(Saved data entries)
#####

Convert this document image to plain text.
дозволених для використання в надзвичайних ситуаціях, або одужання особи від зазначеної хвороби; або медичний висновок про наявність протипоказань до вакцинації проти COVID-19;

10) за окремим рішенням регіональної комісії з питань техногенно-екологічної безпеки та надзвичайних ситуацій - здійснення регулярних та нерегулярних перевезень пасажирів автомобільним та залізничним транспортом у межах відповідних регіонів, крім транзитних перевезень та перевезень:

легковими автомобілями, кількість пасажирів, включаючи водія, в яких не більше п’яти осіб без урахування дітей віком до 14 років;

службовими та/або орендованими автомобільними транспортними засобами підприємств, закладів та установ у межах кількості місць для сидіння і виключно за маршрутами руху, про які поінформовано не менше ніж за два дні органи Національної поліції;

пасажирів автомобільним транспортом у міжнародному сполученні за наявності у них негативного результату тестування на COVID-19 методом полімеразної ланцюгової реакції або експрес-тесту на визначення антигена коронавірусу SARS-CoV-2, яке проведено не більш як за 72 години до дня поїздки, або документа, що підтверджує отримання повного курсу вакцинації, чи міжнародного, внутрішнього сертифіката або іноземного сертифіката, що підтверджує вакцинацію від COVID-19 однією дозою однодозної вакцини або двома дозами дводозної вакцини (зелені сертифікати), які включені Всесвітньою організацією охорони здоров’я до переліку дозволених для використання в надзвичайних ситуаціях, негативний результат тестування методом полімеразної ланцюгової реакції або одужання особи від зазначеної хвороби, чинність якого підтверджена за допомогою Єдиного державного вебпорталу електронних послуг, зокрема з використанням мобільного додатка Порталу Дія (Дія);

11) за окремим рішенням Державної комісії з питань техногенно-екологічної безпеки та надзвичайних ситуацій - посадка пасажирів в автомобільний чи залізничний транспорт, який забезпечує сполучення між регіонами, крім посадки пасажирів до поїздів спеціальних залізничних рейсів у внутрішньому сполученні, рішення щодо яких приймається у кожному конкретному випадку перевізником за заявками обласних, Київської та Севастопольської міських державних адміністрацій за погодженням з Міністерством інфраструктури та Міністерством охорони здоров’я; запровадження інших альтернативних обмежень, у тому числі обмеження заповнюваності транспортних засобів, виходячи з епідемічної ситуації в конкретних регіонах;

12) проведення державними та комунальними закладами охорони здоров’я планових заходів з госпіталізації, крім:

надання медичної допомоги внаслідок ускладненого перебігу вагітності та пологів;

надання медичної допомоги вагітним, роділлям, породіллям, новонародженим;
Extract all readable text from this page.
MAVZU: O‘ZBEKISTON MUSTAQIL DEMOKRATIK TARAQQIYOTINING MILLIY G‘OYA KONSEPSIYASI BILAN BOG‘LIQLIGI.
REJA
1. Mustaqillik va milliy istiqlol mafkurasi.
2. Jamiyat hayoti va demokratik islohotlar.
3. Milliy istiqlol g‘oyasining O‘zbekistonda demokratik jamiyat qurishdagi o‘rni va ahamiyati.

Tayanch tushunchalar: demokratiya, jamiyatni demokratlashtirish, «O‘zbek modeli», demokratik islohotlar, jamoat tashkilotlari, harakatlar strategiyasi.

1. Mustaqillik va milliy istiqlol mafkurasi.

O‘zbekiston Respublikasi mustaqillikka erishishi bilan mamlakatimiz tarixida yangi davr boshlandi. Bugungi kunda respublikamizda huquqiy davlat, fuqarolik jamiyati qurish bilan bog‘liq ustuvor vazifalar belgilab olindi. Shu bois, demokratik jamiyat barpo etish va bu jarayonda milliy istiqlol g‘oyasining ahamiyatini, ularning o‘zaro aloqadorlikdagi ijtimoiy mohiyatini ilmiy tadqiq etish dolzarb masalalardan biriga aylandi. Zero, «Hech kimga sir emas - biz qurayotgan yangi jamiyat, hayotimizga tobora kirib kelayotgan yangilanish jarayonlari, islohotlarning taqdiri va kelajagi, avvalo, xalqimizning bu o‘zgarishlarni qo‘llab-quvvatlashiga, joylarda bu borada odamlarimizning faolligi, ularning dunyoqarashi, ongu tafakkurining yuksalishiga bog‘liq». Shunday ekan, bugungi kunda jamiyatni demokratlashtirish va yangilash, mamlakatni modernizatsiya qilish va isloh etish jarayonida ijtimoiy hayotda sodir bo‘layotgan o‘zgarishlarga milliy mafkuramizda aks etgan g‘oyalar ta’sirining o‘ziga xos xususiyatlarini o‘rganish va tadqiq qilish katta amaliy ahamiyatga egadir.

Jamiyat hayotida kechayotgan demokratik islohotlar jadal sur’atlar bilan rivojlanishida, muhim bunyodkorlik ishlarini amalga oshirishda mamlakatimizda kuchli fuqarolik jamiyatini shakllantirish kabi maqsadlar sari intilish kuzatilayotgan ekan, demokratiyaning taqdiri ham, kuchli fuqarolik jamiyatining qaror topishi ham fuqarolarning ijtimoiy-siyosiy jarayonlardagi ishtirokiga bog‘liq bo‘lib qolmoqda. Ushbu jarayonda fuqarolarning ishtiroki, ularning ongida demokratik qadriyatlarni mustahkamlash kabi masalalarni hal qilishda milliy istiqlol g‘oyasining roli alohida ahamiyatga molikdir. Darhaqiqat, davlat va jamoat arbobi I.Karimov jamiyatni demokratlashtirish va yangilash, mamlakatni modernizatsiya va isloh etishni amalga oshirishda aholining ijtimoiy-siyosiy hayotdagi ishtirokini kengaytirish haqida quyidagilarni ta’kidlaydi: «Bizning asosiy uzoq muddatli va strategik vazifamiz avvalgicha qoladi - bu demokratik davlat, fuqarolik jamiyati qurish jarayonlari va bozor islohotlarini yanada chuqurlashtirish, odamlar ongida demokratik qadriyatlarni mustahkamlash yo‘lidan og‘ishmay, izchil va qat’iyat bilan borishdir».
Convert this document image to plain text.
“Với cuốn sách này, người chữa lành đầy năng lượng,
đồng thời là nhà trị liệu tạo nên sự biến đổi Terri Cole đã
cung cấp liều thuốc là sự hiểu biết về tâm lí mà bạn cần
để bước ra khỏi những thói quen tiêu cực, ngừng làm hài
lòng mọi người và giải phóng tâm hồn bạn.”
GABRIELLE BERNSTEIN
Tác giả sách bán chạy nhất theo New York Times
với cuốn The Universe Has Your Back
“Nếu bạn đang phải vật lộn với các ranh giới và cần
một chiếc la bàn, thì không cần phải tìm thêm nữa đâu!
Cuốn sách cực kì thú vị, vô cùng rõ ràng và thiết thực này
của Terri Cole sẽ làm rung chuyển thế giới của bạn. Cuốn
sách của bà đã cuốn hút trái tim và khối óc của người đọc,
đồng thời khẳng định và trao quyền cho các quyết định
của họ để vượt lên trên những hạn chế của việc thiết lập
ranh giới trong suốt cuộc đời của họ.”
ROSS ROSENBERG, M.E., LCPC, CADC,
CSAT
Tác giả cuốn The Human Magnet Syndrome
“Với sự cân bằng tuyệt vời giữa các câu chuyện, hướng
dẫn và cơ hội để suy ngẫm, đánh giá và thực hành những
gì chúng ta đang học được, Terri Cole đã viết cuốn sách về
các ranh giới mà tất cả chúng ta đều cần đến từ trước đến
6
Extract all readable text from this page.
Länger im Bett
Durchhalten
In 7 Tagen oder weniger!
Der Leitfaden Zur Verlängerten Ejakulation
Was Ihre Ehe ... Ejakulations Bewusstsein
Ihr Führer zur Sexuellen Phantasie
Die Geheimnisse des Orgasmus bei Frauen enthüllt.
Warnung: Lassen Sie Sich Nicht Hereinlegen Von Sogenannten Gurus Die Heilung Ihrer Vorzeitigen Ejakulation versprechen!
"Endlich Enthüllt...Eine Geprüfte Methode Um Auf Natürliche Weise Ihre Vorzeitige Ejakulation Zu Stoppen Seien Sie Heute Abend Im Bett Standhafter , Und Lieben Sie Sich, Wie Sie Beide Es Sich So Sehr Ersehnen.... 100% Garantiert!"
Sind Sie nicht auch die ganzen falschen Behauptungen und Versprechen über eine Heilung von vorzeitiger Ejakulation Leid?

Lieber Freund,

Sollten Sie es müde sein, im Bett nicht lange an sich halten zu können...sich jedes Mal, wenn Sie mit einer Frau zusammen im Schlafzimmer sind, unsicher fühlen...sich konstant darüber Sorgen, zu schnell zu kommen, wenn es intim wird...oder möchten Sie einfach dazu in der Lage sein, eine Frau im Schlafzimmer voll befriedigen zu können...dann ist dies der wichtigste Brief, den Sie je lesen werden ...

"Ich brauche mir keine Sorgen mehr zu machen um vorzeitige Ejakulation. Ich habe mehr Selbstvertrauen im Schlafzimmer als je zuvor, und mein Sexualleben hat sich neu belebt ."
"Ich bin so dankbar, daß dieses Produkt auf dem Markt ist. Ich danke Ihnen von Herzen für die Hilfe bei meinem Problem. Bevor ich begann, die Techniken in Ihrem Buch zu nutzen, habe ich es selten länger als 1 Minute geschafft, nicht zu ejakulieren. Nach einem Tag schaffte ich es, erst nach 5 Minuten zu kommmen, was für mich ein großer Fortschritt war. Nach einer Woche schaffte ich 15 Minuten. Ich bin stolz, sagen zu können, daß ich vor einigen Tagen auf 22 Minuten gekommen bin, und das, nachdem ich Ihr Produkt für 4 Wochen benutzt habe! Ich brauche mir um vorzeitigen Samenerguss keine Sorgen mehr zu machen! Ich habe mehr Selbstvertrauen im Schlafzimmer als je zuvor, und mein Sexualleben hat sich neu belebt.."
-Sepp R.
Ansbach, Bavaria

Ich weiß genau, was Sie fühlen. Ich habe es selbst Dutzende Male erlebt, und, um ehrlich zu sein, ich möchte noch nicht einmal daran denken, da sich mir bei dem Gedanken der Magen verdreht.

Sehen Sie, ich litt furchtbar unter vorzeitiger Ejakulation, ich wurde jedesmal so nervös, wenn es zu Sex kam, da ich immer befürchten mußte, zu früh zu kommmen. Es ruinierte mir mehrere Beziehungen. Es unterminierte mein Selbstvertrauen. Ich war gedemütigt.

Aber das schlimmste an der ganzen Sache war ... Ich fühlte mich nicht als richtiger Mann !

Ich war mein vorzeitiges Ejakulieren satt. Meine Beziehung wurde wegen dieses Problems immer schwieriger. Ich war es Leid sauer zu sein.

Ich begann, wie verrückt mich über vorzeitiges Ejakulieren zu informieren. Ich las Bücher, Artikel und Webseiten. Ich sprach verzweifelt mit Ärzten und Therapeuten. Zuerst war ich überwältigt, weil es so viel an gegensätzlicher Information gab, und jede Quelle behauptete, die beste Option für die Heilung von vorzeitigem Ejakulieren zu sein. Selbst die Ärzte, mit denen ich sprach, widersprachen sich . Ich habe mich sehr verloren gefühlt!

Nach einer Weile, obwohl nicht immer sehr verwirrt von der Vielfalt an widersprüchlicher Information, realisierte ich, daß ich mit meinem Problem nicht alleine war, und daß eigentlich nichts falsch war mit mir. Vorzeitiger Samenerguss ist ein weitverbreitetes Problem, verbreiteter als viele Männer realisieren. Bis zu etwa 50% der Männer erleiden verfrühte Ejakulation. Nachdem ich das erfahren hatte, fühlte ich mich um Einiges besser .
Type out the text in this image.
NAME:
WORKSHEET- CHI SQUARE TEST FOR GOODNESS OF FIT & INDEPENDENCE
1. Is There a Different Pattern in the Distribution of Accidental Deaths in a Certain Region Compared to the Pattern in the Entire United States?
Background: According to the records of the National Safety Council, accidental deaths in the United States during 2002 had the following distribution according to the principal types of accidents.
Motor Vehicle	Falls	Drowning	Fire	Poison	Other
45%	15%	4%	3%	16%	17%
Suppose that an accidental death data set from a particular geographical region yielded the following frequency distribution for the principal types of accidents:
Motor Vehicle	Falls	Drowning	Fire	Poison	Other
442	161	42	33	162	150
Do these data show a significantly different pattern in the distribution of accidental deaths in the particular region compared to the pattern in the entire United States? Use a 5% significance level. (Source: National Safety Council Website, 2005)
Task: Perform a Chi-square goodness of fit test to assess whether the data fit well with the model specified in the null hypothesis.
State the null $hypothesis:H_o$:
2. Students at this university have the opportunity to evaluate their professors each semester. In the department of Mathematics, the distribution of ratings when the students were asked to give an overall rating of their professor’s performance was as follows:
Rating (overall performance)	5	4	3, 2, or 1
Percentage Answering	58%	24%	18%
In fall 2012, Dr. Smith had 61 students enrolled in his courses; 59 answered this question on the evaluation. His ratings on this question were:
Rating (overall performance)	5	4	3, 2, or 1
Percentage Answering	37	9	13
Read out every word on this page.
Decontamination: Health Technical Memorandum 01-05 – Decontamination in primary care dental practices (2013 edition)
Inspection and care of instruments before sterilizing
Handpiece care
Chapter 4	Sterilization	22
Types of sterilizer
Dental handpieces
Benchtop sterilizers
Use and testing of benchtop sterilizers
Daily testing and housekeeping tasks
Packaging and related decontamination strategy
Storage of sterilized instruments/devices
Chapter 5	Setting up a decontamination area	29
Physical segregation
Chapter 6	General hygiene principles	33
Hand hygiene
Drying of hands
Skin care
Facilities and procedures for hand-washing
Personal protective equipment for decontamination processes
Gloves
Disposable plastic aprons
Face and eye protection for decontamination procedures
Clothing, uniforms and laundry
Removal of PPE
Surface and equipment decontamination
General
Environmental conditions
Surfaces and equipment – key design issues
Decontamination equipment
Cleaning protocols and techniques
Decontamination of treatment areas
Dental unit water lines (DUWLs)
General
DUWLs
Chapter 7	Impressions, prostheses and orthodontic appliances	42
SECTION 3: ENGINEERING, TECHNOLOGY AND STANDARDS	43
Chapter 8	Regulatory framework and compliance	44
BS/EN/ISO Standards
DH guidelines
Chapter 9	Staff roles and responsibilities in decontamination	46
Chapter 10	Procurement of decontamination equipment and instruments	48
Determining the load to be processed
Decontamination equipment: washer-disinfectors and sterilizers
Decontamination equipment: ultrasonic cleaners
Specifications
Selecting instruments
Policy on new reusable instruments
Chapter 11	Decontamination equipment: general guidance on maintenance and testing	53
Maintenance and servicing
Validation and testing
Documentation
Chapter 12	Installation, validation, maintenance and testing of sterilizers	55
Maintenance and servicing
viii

#####

Task requirements
Identify and extract each line of the listing that contains "Sexualleben".

Solution to this problem
"Ich brauche mir keine Sorgen mehr zu machen um vorzeitige Ejakulation. Ich habe mehr Selbstvertrauen im Schlafzimmer als je zuvor, und mein Sexualleben hat sich neu belebt ."
"Ich bin so dankbar, daß dieses Produkt auf dem Markt ist. Ich danke Ihnen von Herzen für die Hilfe bei meinem Problem. Bevor ich begann, die Techniken in Ihrem Buch zu nutzen, habe ich es selten länger als 1 Minute geschafft, nicht zu ejakulieren. Nach einem Tag schaffte ich es, erst nach 5 Minuten zu kommmen, was für mich ein großer Fortschritt war. Nach einer Woche schaffte ich 15 Minuten. Ich bin stolz, sagen zu können, daß ich vor einigen Tagen auf 22 Minuten gekommen bin, und das, nachdem ich Ihr Produkt für 4 Wochen benutzt habe! Ich brauche mir um vorzeitigen Samenerguss keine Sorgen mehr zu machen! Ich habe mehr Selbstvertrauen im Schlafzimmer als je zuvor, und mein Sexualleben hat sich neu belebt.."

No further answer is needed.